* _Problem details_
Look through the records below and collect all lines that hold the string "autoscaling".

* _Information given_
----
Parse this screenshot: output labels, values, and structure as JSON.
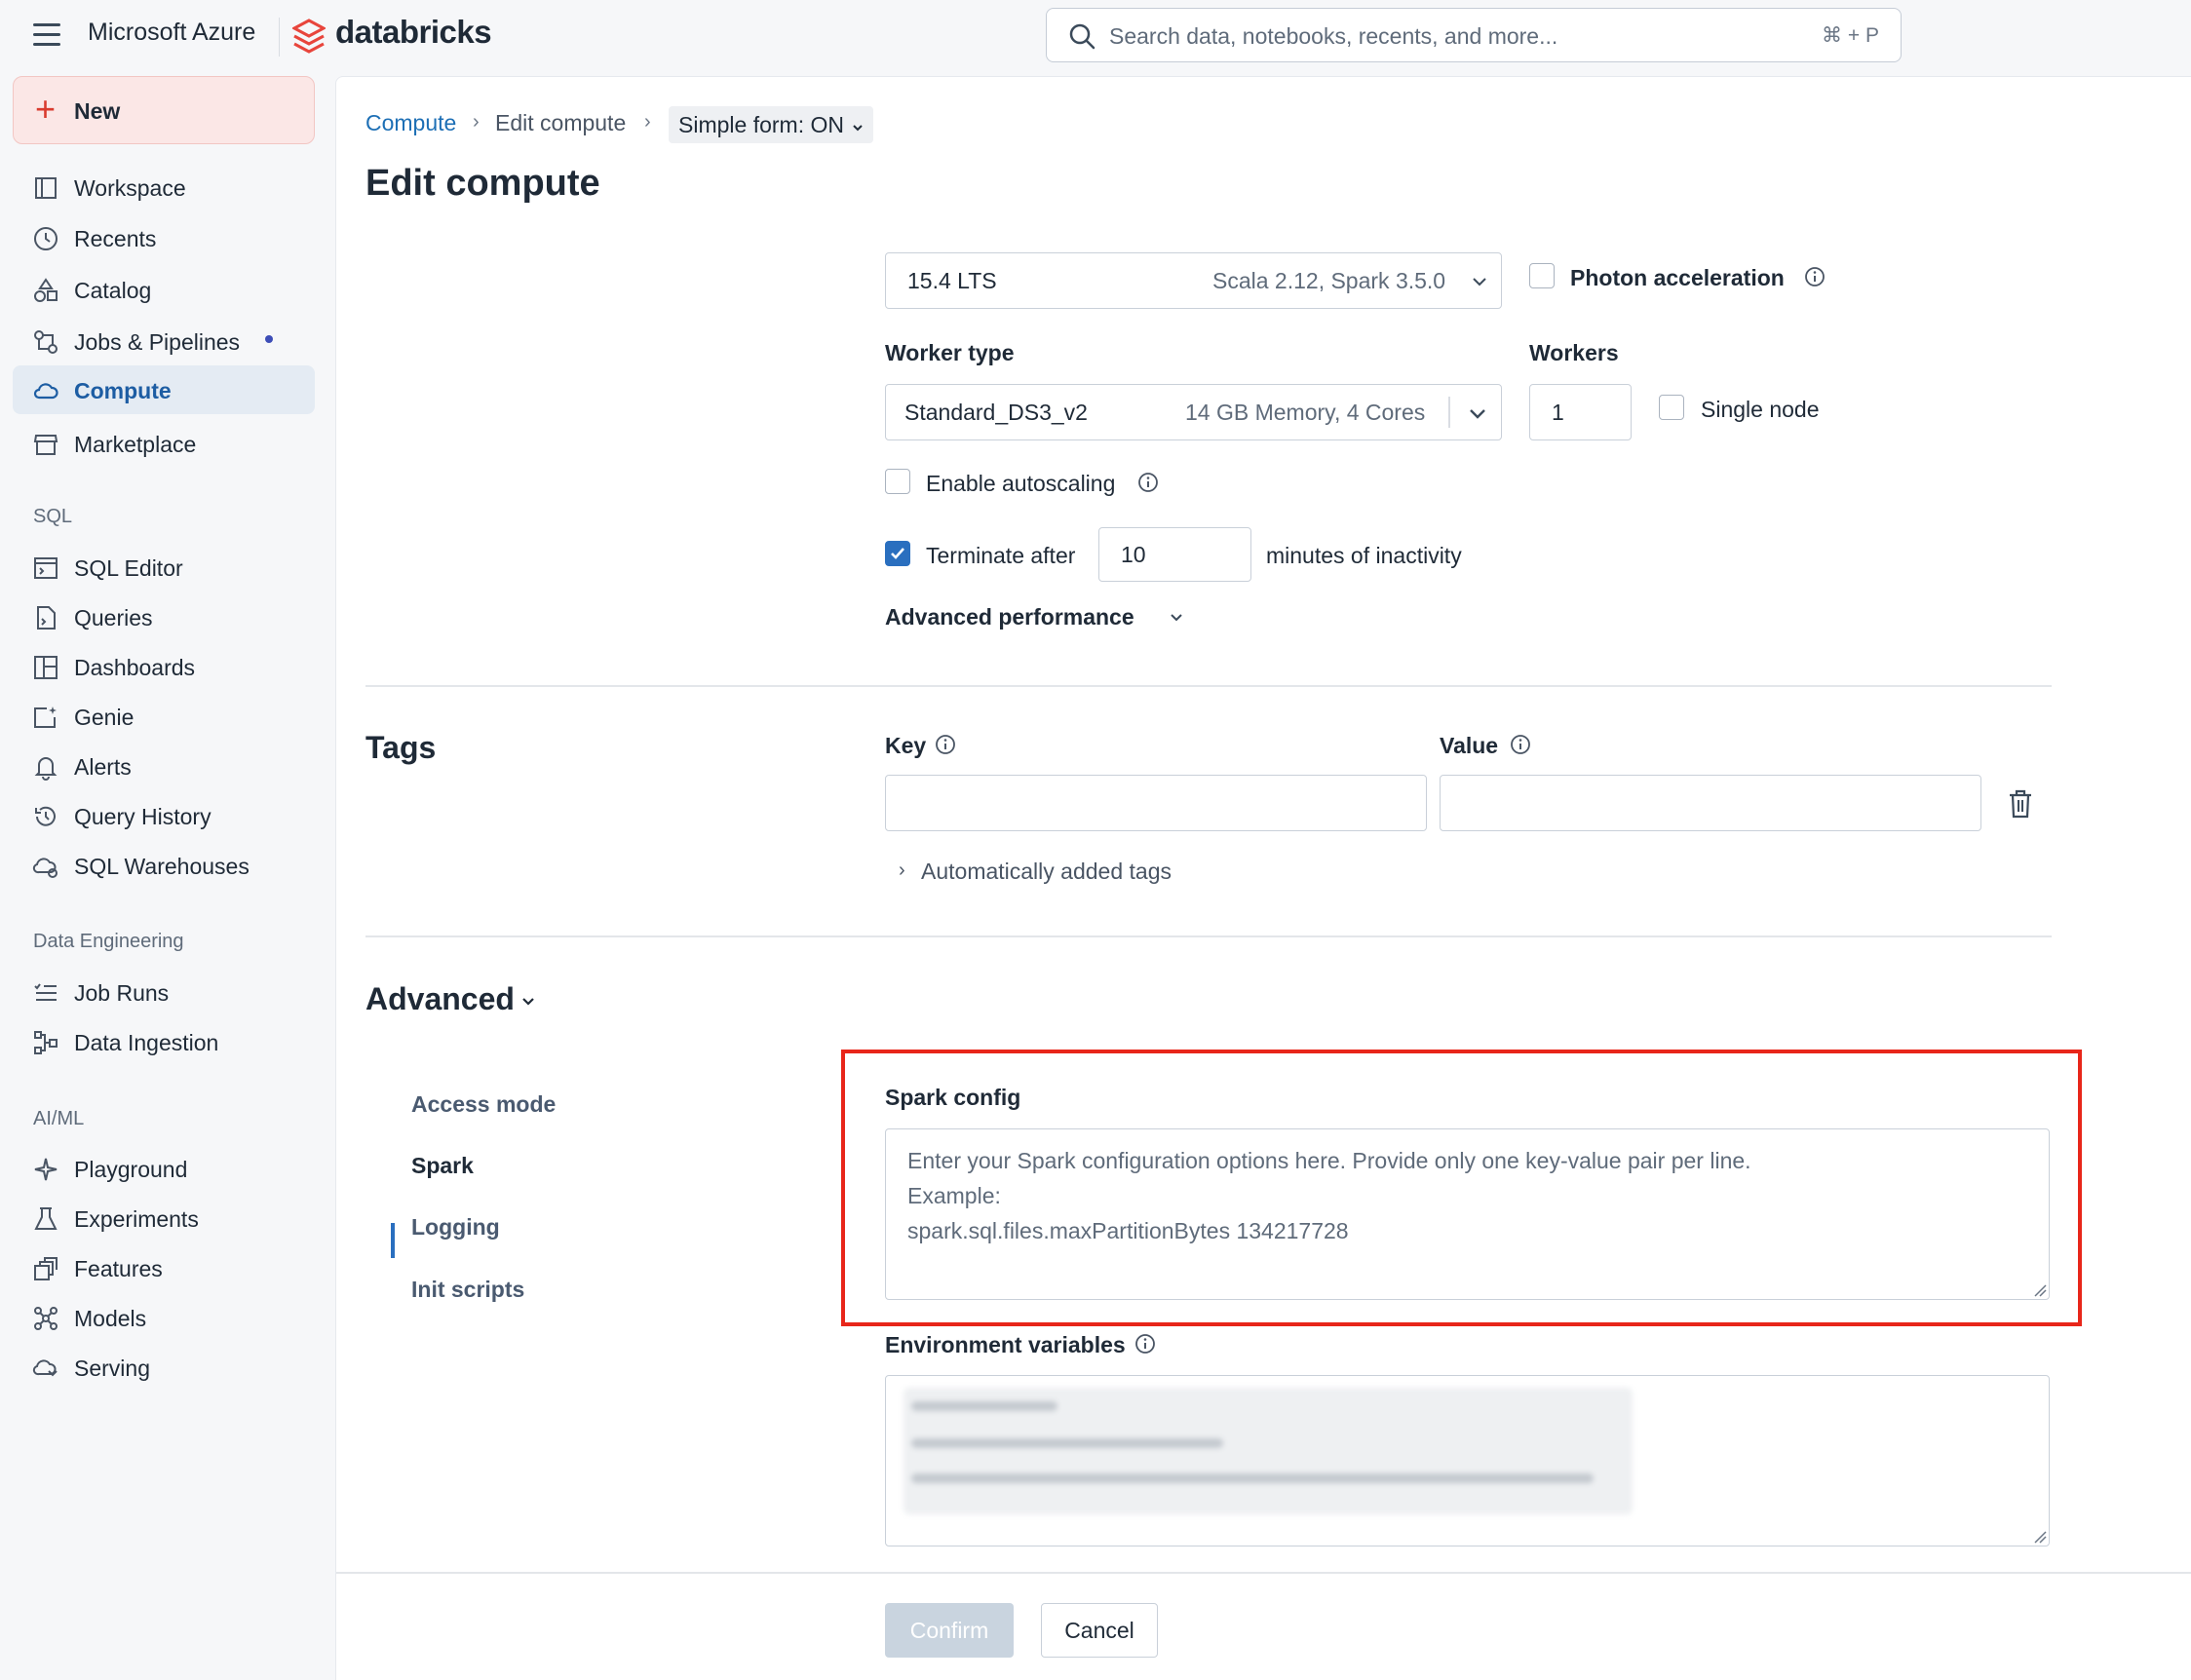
{
  "topbar": {
    "cloud": "Microsoft Azure",
    "product": "databricks",
    "search_placeholder": "Search data, notebooks, recents, and more...",
    "search_shortcut": "⌘ + P"
  },
  "sidebar": {
    "new_label": "New",
    "items": [
      {
        "label": "Workspace",
        "icon": "workspace-icon"
      },
      {
        "label": "Recents",
        "icon": "clock-icon"
      },
      {
        "label": "Catalog",
        "icon": "catalog-icon"
      },
      {
        "label": "Jobs & Pipelines",
        "icon": "workflow-icon"
      },
      {
        "label": "Compute",
        "icon": "cloud-icon"
      },
      {
        "label": "Marketplace",
        "icon": "store-icon"
      }
    ],
    "sql_section": "SQL",
    "sql_items": [
      {
        "label": "SQL Editor"
      },
      {
        "label": "Queries"
      },
      {
        "label": "Dashboards"
      },
      {
        "label": "Genie"
      },
      {
        "label": "Alerts"
      },
      {
        "label": "Query History"
      },
      {
        "label": "SQL Warehouses"
      }
    ],
    "de_section": "Data Engineering",
    "de_items": [
      {
        "label": "Job Runs"
      },
      {
        "label": "Data Ingestion"
      }
    ],
    "ml_section": "AI/ML",
    "ml_items": [
      {
        "label": "Playground"
      },
      {
        "label": "Experiments"
      },
      {
        "label": "Features"
      },
      {
        "label": "Models"
      },
      {
        "label": "Serving"
      }
    ]
  },
  "breadcrumb": {
    "root": "Compute",
    "current": "Edit compute",
    "simple_form": "Simple form: ON"
  },
  "page": {
    "title": "Edit compute"
  },
  "runtime": {
    "version": "15.4 LTS",
    "details": "Scala 2.12, Spark 3.5.0"
  },
  "photon": {
    "label": "Photon acceleration",
    "checked": false
  },
  "worker": {
    "type_label": "Worker type",
    "type_value": "Standard_DS3_v2",
    "type_details": "14 GB Memory, 4 Cores",
    "workers_label": "Workers",
    "workers_value": "1",
    "single_node_label": "Single node"
  },
  "autoscaling": {
    "label": "Enable autoscaling",
    "checked": false
  },
  "terminate": {
    "label": "Terminate after",
    "value": "10",
    "suffix": "minutes of inactivity",
    "checked": true
  },
  "advanced_performance": {
    "label": "Advanced performance"
  },
  "tags": {
    "heading": "Tags",
    "key_label": "Key",
    "value_label": "Value",
    "auto_tags": "Automatically added tags"
  },
  "advanced": {
    "heading": "Advanced",
    "nav": [
      "Access mode",
      "Spark",
      "Logging",
      "Init scripts"
    ],
    "active_nav": "Spark",
    "spark_config_label": "Spark config",
    "spark_config_placeholder": [
      "Enter your Spark configuration options here. Provide only one key-value pair per line.",
      "Example:",
      "spark.sql.files.maxPartitionBytes 134217728"
    ],
    "env_label": "Environment variables"
  },
  "footer": {
    "confirm": "Confirm",
    "cancel": "Cancel"
  },
  "colors": {
    "accent": "#2a6fbf",
    "highlight": "#e8261a",
    "brand": "#e8453c"
  }
}
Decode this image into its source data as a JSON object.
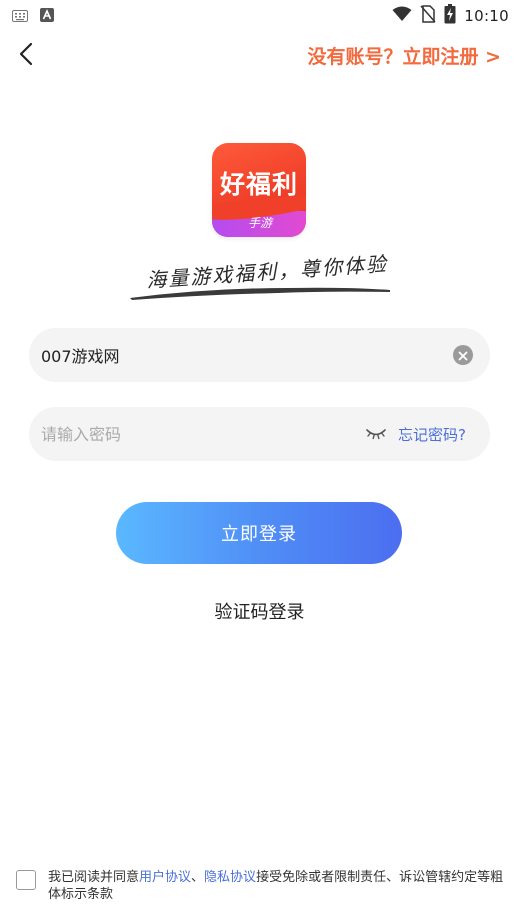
{
  "status_bar": {
    "time": "10:10",
    "left_icons": [
      "keyboard-icon",
      "translate-a-icon"
    ],
    "right_icons": [
      "wifi-icon",
      "sim-off-icon",
      "battery-charging-icon"
    ]
  },
  "header": {
    "back_icon": "chevron-left-icon",
    "register_link": "没有账号？立即注册 >"
  },
  "logo": {
    "title": "好福利",
    "subtitle": "手游"
  },
  "slogan": "海量游戏福利，尊你体验",
  "account_field": {
    "value": "007游戏网",
    "clear_icon": "clear-circle-icon"
  },
  "password_field": {
    "placeholder": "请输入密码",
    "visibility_icon": "eye-closed-icon",
    "forgot_link": "忘记密码?"
  },
  "login_button": "立即登录",
  "sms_login": "验证码登录",
  "agreement": {
    "prefix": "我已阅读并同意",
    "user_agreement": "用户协议",
    "separator": "、",
    "privacy_agreement": "隐私协议",
    "suffix": "接受免除或者限制责任、诉讼管辖约定等粗体标示条款"
  },
  "colors": {
    "accent_orange": "#f26a3d",
    "link_blue": "#4a6fd8",
    "button_gradient_start": "#5ab8ff",
    "button_gradient_end": "#4c6ef0"
  }
}
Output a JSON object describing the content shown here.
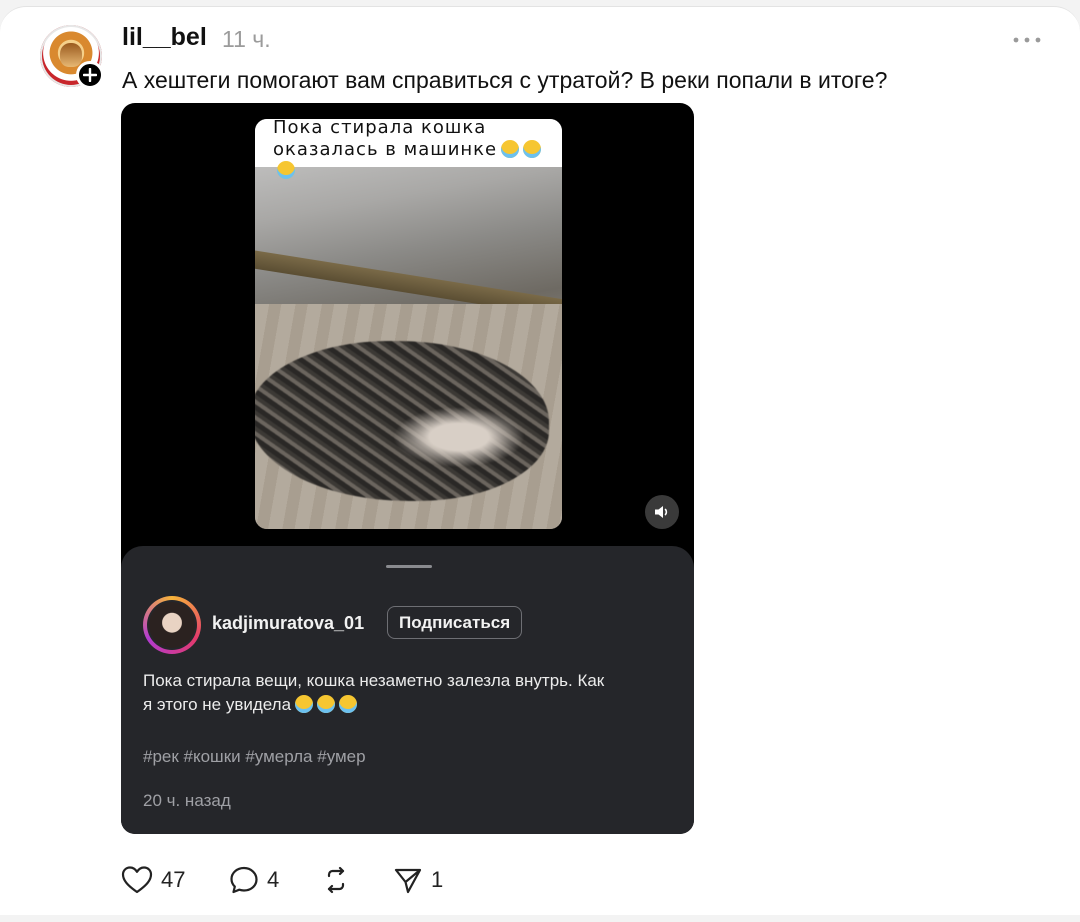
{
  "post": {
    "username": "lil__bel",
    "time": "11 ч.",
    "text": "А хештеги помогают вам справиться с утратой? В реки попали в итоге?",
    "more_icon": "more-horizontal-icon"
  },
  "media": {
    "video_caption_line1": "Пока  стирала  кошка",
    "video_caption_line2": "оказалась  в  машинке",
    "sound_icon": "speaker-icon",
    "embed": {
      "username": "kadjimuratova_01",
      "subscribe_label": "Подписаться",
      "text_line1": "Пока стирала вещи, кошка незаметно залезла внутрь. Как",
      "text_line2": "я этого не увидела",
      "hashtags": "#рек #кошки #умерла #умер",
      "time_ago": "20 ч. назад"
    }
  },
  "actions": {
    "likes": "47",
    "comments": "4",
    "reposts": "",
    "shares": "1"
  },
  "colors": {
    "sheet_bg": "#25262a",
    "text_primary": "#111111",
    "text_muted": "#9b9b9b"
  }
}
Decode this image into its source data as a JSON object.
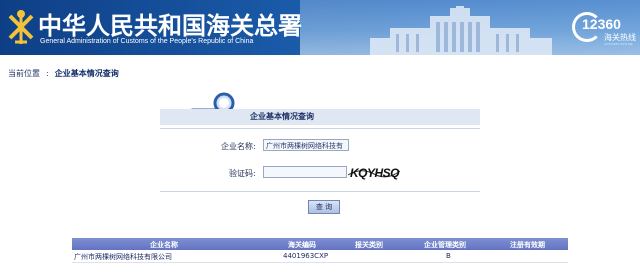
{
  "header": {
    "title_cn": "中华人民共和国海关总署",
    "title_en": "General Administration of Customs of the People's Republic of China",
    "hotline_number": "12360",
    "hotline_label": "海关热线",
    "hotline_sub": "CUSTOMS HOTLINE",
    "icons": [
      "customs-emblem-icon",
      "customs-building-illustration",
      "phone-ring-icon"
    ]
  },
  "breadcrumb": {
    "prefix": "当前位置",
    "separator": ":",
    "current": "企业基本情况查询"
  },
  "query_panel": {
    "title": "企业基本情况查询",
    "icon": "magnifier-document-icon",
    "company_label": "企业名称:",
    "company_value": "广州市两棵树网络科技有",
    "captcha_label": "验证码:",
    "captcha_value": "",
    "captcha_text": "KQYHSQ",
    "query_button": "查 询"
  },
  "results": {
    "columns": [
      "企业名称",
      "海关编码",
      "报关类别",
      "企业管理类别",
      "注册有效期"
    ],
    "rows": [
      {
        "name": "广州市两棵树网络科技有限公司",
        "code": "4401963CXP",
        "declare_type": "",
        "mgmt_class": "B",
        "valid_until": ""
      }
    ]
  },
  "colors": {
    "banner_dark": "#0e3f86",
    "banner_light": "#4a93d6",
    "table_header": "#6f7fcb",
    "text_link": "#1d2d66"
  }
}
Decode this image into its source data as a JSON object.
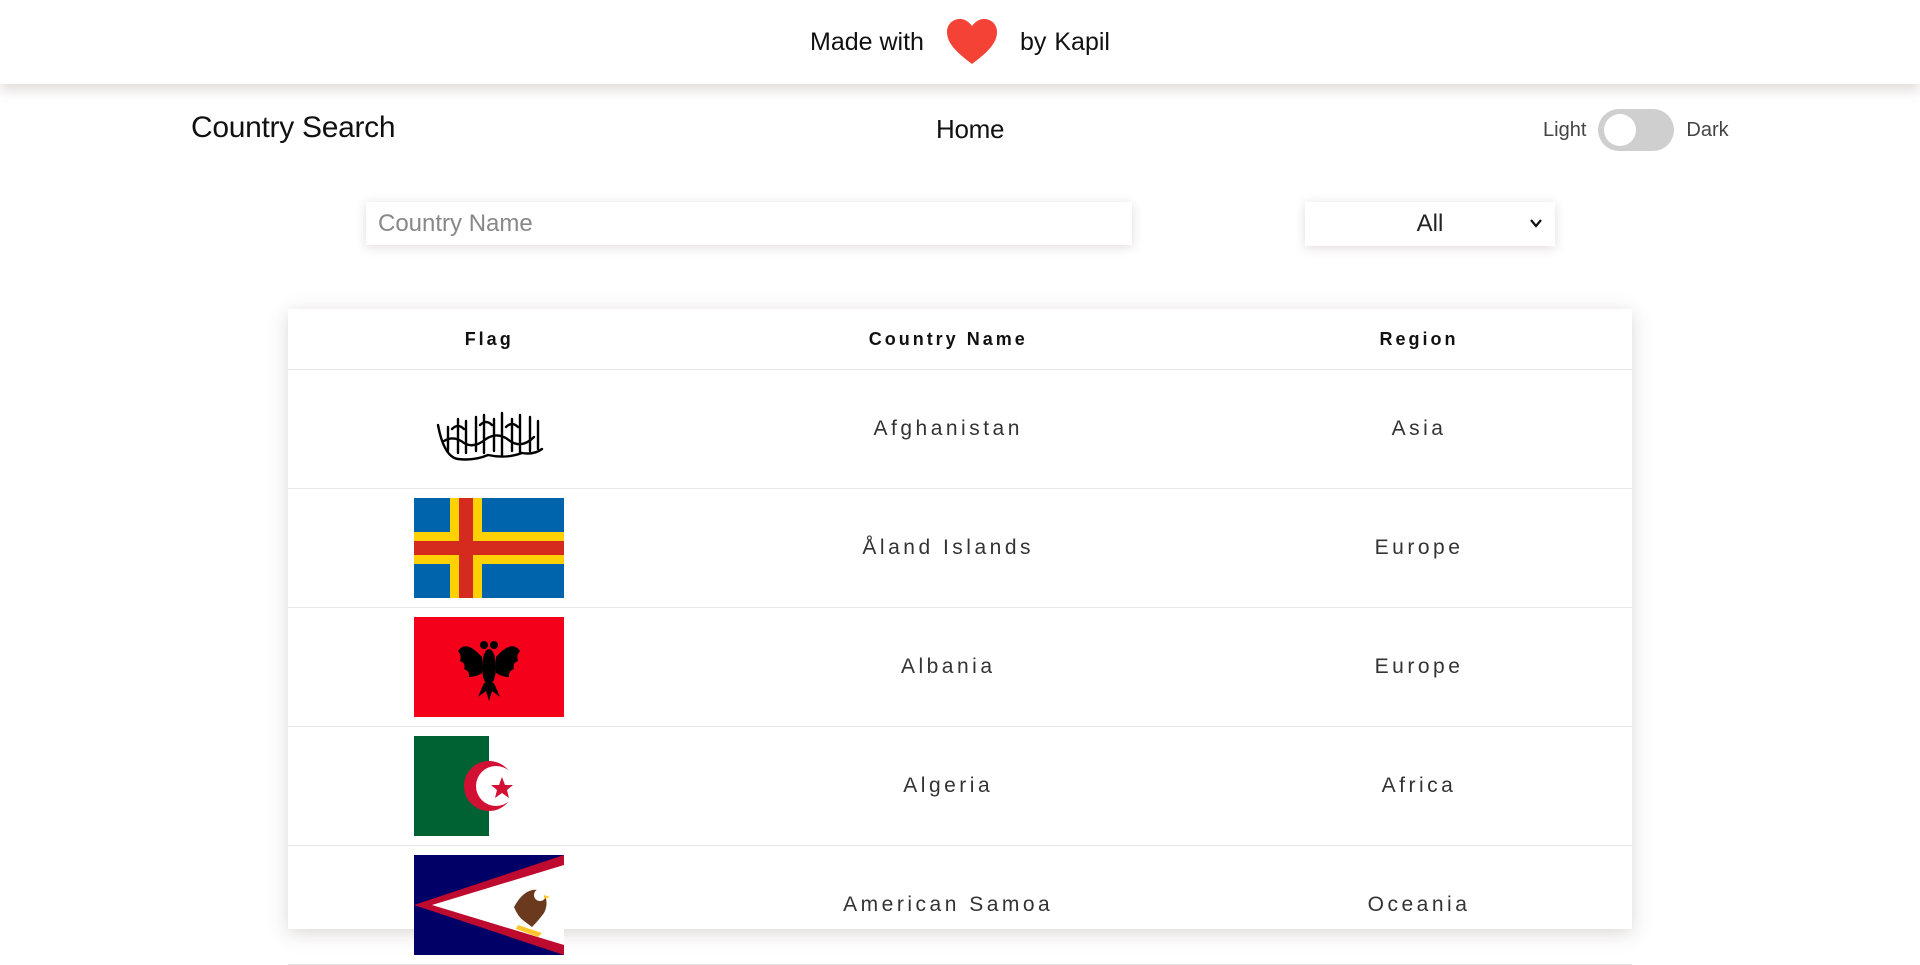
{
  "banner": {
    "made_with": "Made with",
    "by": "by",
    "author": "Kapil",
    "icon": "heart-icon"
  },
  "nav": {
    "brand": "Country Search",
    "home": "Home"
  },
  "theme": {
    "light": "Light",
    "dark": "Dark",
    "is_dark": false
  },
  "search": {
    "placeholder": "Country Name",
    "value": ""
  },
  "filter": {
    "selected": "All"
  },
  "table": {
    "headers": [
      "Flag",
      "Country Name",
      "Region"
    ],
    "rows": [
      {
        "flag": "afghanistan-flag",
        "country": "Afghanistan",
        "region": "Asia"
      },
      {
        "flag": "aland-islands-flag",
        "country": "Åland Islands",
        "region": "Europe"
      },
      {
        "flag": "albania-flag",
        "country": "Albania",
        "region": "Europe"
      },
      {
        "flag": "algeria-flag",
        "country": "Algeria",
        "region": "Africa"
      },
      {
        "flag": "american-samoa-flag",
        "country": "American Samoa",
        "region": "Oceania"
      }
    ]
  },
  "colors": {
    "heart": "#f44336",
    "toggle_track": "#cfcfcf",
    "aland_blue": "#0064ad",
    "aland_yellow": "#ffd100",
    "aland_red": "#d52b1e",
    "albania_red": "#f4001b",
    "algeria_green": "#006233",
    "algeria_red": "#d21034",
    "samoa_blue": "#000066",
    "samoa_red": "#bf0a30"
  }
}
----
* _The answer_
  "autoscaling": {
    "label": "Enable autoscaling",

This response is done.